— Begin —

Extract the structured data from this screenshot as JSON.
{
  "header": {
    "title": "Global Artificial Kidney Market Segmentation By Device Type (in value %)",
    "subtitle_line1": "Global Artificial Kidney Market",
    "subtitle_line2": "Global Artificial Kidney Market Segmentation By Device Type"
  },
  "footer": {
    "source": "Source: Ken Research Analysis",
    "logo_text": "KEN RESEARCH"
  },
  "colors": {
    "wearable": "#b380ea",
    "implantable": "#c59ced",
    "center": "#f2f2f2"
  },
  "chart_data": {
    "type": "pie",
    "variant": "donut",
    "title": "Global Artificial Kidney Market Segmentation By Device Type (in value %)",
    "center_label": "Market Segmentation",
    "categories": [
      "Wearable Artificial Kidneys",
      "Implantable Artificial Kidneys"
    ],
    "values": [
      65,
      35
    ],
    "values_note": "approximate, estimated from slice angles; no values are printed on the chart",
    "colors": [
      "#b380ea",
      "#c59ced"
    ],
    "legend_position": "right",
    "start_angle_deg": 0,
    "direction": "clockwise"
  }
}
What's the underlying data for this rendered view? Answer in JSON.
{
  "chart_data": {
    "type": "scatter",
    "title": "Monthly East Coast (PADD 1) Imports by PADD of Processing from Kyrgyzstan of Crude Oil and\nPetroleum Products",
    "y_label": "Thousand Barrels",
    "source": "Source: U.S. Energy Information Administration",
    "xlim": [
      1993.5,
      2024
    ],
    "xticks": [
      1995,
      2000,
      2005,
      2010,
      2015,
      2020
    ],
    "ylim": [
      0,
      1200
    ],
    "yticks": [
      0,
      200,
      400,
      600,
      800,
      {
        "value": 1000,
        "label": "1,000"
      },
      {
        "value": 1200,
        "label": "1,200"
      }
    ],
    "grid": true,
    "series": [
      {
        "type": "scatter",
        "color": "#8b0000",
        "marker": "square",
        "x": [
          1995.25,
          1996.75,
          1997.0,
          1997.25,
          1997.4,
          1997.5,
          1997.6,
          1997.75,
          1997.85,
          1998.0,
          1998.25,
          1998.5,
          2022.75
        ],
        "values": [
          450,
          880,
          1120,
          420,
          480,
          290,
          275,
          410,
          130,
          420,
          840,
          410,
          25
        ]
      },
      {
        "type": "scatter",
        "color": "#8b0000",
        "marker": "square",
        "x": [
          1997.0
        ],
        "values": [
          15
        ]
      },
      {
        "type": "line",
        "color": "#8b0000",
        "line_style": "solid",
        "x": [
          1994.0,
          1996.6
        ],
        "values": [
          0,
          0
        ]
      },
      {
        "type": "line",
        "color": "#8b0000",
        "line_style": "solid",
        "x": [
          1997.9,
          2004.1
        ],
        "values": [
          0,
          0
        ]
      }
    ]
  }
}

— End —

* _Stated problem_
Collect each line above holding the string "from".

* _Exercise result_
Extract the structured data from this screenshot as JSON.
    "values_note": "approximate, estimated from slice angles; no values are printed on the chart",
    "title": "Monthly East Coast (PADD 1) Imports by PADD of Processing from Kyrgyzstan of Crude Oil and\nPetroleum Products",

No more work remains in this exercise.